• [Task inputs]:
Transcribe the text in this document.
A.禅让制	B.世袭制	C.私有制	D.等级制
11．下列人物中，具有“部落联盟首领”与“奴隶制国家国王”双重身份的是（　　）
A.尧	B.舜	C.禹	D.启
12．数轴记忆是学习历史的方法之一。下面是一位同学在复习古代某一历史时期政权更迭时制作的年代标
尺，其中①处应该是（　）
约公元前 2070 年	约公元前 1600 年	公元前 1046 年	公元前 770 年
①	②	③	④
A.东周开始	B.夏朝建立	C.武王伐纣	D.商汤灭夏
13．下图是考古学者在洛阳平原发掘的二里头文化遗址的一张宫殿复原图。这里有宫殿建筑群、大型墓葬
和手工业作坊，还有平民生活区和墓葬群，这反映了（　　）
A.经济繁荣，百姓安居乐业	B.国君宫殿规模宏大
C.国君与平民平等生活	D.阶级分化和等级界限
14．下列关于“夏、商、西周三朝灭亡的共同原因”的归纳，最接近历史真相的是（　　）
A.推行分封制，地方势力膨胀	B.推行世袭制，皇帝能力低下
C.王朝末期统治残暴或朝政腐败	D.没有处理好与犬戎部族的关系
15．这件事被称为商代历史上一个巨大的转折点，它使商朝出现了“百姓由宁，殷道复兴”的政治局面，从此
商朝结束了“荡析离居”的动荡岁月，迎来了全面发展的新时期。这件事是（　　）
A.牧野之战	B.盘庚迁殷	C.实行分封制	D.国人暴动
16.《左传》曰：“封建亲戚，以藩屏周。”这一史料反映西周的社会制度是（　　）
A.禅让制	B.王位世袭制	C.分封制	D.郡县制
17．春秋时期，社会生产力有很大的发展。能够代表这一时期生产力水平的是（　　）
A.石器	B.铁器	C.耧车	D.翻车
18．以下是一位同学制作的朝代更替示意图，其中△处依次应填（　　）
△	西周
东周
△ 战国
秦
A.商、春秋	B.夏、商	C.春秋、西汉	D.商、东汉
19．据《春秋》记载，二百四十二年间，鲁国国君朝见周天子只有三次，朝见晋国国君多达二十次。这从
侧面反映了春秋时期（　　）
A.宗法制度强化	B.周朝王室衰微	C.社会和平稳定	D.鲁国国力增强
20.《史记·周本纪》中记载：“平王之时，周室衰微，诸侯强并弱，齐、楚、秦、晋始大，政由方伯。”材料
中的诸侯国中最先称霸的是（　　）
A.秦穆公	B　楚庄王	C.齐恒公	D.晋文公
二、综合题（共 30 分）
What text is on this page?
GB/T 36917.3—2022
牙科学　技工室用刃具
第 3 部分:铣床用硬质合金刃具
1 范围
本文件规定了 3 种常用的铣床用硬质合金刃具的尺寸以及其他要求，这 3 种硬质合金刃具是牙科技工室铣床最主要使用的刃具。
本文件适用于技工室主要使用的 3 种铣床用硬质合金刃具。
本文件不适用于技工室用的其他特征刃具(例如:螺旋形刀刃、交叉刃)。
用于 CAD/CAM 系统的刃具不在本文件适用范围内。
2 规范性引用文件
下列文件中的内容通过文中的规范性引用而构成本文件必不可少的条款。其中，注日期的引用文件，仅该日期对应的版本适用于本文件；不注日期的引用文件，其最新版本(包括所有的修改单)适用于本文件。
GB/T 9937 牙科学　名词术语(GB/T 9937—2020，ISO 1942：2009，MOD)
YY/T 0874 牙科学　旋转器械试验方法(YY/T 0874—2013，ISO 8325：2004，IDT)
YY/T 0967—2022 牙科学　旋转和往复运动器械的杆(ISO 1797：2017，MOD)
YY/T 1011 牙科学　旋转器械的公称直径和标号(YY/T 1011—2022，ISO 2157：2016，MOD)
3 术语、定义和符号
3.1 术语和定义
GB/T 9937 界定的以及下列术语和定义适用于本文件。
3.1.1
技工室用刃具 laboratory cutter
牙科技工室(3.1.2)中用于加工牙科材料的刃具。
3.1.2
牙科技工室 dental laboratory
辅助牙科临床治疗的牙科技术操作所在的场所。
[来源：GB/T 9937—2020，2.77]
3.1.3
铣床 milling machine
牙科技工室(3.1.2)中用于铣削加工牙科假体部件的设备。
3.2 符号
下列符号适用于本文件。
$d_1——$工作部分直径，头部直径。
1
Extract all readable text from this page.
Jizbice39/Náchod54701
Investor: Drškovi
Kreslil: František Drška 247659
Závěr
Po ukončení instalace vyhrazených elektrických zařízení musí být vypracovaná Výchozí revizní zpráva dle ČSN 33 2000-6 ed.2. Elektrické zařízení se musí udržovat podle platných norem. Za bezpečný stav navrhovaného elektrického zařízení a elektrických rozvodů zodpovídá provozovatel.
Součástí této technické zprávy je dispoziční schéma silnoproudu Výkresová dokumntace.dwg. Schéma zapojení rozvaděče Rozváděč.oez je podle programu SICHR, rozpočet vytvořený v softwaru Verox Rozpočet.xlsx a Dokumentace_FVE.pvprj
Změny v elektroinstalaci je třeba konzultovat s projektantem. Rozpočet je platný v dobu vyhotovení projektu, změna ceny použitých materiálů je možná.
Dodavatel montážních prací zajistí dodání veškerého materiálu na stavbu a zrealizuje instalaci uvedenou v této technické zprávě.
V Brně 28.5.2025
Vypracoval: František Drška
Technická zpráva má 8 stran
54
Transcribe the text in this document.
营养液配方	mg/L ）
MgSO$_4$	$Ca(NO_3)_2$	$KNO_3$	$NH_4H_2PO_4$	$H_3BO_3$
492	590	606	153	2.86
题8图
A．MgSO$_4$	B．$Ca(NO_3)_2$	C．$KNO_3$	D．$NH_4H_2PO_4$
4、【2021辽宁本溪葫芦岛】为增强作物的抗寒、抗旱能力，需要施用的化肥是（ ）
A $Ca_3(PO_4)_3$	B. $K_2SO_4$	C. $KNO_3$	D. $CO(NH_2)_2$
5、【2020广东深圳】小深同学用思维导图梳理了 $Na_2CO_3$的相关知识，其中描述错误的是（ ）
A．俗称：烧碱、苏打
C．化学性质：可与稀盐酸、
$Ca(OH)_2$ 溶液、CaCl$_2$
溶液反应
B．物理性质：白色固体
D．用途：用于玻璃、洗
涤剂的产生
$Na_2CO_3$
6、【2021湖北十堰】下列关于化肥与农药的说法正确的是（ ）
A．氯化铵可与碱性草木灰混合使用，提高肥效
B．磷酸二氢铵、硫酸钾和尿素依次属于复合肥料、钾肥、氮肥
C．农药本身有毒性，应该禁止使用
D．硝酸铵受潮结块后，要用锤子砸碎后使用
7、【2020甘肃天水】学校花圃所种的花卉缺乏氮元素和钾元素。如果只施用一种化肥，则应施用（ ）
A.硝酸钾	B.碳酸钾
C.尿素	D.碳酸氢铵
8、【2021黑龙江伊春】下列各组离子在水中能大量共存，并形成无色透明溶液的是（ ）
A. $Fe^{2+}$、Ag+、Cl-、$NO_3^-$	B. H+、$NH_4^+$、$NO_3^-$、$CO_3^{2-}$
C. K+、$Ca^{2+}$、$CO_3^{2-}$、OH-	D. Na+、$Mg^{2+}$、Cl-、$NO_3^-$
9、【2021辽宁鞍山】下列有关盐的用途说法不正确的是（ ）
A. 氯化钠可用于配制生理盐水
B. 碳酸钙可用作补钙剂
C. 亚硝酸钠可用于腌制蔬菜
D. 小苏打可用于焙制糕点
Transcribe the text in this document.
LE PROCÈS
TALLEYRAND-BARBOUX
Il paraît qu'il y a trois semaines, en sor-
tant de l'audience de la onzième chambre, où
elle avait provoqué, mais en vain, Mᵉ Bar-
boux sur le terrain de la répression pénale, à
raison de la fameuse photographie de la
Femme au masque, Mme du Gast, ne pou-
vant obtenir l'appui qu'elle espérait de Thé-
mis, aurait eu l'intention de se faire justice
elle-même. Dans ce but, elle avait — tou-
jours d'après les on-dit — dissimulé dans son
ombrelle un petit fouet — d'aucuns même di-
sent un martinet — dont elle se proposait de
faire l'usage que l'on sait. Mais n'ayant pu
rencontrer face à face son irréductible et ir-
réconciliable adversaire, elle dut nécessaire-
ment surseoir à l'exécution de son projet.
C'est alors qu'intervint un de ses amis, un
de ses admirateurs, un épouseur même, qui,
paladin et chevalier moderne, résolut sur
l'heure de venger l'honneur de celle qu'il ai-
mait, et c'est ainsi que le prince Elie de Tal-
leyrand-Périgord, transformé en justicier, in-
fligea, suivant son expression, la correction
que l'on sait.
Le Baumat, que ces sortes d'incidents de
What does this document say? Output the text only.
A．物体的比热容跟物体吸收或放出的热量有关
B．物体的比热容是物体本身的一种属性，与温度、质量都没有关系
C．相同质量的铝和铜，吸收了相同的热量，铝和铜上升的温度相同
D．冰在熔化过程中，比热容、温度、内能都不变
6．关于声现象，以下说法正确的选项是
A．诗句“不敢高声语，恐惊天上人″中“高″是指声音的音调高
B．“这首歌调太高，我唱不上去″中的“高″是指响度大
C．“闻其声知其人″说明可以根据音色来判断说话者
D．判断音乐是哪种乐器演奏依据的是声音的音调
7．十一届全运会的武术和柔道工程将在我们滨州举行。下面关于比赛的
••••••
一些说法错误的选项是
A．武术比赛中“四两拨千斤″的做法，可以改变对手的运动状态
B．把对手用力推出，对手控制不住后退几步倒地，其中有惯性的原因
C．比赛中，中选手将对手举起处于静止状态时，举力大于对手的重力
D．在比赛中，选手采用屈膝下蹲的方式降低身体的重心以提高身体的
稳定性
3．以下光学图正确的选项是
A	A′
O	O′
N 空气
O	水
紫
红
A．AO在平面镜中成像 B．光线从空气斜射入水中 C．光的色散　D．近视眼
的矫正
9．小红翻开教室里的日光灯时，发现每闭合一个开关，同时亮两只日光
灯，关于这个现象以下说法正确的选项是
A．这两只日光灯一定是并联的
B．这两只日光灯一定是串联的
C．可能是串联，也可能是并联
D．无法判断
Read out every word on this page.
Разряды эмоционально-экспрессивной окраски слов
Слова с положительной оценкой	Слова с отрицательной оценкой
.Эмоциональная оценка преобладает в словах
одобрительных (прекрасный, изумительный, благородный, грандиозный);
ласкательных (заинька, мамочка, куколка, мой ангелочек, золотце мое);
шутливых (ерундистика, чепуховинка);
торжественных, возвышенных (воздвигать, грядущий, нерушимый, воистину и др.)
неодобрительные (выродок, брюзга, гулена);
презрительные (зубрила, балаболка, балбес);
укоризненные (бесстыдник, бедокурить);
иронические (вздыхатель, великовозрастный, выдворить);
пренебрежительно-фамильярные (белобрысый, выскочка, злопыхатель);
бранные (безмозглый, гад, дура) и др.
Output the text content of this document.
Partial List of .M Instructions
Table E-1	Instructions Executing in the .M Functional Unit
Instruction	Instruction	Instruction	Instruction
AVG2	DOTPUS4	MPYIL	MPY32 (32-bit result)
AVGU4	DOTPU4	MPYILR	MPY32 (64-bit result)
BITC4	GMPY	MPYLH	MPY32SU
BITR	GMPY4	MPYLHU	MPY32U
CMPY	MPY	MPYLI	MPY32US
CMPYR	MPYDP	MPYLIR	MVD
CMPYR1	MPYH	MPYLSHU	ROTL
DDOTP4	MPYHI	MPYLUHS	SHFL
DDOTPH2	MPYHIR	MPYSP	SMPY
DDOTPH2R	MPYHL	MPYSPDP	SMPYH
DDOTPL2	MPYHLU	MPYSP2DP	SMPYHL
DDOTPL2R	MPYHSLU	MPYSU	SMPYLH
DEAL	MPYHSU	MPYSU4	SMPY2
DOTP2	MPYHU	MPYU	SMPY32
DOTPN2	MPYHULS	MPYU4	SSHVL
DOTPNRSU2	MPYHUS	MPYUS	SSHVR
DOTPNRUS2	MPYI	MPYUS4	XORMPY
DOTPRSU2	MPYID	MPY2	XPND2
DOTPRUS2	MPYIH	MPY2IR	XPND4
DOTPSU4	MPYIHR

• [Work instructions]: Tell how many lines of the data include the word "Output", and nothing else.

• [The response]: 2